Copy each line in the data that includes the word "JSON".

[start]

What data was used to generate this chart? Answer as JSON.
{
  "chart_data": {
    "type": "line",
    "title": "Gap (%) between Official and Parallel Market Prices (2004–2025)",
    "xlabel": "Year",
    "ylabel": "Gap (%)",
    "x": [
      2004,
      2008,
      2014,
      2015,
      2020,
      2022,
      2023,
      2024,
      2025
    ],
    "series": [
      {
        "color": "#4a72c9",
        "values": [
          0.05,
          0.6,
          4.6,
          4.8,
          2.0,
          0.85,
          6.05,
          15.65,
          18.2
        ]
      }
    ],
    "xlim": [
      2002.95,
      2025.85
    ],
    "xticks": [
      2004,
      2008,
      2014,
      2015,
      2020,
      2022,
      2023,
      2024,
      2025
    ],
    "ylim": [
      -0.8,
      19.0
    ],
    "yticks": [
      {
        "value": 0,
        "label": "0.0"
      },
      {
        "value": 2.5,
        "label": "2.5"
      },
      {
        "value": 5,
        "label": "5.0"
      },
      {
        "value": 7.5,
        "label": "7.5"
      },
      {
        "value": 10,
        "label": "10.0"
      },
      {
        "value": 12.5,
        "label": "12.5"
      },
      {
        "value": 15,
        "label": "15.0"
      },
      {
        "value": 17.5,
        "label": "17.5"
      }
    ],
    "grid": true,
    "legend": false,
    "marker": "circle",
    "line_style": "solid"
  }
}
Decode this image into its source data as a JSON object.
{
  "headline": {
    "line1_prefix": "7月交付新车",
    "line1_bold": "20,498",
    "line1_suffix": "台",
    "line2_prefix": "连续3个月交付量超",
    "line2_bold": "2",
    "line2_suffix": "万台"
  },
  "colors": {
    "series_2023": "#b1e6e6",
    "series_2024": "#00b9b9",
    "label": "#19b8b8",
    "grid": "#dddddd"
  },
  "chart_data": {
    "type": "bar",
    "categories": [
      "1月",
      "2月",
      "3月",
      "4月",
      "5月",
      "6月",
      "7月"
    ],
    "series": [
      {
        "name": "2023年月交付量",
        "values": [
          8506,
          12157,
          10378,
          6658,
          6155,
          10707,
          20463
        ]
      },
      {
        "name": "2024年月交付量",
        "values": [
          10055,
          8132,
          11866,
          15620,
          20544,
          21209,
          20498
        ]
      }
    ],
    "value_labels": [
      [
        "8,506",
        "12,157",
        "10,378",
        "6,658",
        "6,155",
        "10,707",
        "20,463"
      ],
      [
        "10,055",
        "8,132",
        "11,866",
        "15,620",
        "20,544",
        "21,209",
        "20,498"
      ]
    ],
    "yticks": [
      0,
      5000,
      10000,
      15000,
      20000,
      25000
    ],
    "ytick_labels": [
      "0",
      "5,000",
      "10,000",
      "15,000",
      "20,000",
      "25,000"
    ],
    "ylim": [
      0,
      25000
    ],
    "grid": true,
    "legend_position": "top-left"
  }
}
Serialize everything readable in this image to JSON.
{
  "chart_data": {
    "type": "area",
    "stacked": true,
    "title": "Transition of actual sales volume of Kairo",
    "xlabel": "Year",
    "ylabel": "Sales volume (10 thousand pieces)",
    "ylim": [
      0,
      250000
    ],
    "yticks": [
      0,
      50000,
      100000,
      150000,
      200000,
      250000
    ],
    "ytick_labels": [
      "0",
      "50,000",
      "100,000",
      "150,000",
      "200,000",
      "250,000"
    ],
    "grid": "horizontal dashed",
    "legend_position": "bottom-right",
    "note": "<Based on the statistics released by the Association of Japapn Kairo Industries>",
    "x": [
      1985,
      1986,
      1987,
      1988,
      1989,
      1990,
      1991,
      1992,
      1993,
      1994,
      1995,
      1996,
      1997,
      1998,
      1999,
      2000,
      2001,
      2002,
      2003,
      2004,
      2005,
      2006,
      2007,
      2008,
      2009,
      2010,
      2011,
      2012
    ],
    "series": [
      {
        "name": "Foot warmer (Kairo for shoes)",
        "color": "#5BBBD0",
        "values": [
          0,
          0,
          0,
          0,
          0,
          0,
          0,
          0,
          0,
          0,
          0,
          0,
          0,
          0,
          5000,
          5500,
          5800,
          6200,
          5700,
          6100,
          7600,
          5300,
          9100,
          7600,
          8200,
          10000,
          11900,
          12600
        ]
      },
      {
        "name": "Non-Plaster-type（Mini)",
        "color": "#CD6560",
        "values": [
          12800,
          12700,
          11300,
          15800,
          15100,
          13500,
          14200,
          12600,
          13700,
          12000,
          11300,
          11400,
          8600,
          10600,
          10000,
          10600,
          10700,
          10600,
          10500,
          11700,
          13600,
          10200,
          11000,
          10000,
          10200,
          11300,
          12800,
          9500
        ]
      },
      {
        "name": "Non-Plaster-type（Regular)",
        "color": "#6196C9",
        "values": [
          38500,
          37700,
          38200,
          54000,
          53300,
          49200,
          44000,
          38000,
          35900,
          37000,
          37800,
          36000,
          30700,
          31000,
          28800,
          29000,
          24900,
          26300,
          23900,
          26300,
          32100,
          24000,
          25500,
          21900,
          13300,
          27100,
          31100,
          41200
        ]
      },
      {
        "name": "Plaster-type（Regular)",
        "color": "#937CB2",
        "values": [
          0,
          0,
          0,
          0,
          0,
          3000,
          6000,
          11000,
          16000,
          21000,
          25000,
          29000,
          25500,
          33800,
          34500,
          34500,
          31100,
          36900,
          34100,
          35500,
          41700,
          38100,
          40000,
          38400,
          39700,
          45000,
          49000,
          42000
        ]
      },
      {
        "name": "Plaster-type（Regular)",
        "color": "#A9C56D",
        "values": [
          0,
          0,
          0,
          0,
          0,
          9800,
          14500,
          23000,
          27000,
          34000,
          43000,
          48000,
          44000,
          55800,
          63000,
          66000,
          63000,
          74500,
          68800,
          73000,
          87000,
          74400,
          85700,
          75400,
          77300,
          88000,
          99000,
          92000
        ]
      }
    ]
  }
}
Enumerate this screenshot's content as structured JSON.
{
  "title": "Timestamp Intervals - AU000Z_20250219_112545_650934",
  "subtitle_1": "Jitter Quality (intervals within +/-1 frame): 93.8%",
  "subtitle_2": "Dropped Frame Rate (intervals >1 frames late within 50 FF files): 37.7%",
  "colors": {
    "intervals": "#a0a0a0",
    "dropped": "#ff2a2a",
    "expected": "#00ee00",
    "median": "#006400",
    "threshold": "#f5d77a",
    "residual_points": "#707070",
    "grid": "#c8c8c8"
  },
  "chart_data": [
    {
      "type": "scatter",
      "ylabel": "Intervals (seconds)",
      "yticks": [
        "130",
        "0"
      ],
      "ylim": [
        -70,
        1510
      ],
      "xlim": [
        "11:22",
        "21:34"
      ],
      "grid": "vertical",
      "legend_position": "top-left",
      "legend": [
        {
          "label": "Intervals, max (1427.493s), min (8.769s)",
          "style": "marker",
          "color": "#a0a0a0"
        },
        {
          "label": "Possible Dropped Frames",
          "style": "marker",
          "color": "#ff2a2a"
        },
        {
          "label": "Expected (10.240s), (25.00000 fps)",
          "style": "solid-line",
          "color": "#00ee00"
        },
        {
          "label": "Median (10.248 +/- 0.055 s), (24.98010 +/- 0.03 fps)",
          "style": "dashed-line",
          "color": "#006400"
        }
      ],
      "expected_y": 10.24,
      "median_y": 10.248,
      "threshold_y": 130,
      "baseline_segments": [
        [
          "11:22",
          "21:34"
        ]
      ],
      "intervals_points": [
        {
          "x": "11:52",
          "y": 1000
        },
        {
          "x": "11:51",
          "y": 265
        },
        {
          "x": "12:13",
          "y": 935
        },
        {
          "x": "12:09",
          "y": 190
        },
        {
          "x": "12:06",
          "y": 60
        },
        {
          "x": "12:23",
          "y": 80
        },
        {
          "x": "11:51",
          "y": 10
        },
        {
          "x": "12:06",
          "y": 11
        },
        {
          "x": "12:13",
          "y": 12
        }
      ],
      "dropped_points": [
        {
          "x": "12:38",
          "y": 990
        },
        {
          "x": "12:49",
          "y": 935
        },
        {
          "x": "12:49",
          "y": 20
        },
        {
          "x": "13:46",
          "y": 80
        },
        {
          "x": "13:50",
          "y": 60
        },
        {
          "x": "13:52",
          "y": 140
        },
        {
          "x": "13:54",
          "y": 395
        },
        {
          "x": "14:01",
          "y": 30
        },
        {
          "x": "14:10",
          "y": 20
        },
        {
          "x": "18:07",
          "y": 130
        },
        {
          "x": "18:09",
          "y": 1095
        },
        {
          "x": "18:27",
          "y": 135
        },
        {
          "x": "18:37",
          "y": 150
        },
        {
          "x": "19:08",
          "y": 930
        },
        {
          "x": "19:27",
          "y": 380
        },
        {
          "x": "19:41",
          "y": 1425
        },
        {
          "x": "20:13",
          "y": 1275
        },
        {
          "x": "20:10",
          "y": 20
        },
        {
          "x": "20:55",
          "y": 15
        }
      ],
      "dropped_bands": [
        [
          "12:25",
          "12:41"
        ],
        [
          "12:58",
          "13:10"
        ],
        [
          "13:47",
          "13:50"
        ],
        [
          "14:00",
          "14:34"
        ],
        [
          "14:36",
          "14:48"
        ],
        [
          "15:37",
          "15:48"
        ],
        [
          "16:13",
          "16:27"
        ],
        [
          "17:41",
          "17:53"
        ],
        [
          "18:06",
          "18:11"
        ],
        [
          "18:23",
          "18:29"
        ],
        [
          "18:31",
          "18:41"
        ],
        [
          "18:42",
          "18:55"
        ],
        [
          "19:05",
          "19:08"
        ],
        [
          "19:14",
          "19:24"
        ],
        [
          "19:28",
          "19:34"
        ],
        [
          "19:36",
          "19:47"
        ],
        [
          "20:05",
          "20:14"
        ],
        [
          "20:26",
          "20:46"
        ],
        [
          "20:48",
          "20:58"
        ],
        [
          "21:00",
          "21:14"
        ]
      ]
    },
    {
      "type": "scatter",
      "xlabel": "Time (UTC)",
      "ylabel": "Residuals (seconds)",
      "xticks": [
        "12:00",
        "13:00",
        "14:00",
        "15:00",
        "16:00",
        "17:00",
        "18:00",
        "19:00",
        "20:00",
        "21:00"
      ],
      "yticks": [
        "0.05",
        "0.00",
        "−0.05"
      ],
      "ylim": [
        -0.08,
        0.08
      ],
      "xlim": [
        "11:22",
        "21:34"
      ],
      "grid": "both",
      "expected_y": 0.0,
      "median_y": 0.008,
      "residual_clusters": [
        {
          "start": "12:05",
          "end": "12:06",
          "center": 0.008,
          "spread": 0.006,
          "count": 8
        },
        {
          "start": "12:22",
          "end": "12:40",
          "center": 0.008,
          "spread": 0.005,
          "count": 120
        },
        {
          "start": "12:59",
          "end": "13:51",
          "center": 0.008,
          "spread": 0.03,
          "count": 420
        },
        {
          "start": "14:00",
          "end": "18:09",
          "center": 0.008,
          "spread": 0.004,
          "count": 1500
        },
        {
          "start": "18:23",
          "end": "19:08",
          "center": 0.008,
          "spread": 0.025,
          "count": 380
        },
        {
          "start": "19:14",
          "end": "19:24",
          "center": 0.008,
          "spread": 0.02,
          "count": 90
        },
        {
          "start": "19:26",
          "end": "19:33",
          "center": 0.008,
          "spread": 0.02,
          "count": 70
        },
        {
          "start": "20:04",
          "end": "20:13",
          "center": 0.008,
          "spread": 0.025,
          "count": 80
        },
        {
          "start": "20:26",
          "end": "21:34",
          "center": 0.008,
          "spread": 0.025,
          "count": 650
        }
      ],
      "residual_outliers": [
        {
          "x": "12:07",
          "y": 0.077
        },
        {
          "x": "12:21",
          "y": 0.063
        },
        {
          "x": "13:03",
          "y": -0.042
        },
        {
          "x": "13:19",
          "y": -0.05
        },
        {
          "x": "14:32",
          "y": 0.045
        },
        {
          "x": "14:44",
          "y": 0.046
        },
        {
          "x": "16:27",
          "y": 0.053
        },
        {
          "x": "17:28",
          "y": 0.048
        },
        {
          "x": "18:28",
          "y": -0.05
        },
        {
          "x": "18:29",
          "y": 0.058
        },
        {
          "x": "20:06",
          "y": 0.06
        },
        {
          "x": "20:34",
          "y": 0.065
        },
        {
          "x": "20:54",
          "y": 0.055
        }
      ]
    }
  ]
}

[end]

» TASK OUTPUT
What data was used to generate this chart? Answer as JSON.
Decode this image into its source data as a JSON object.
Serialize everything readable in this image to JSON.
Enumerate this screenshot's content as structured JSON.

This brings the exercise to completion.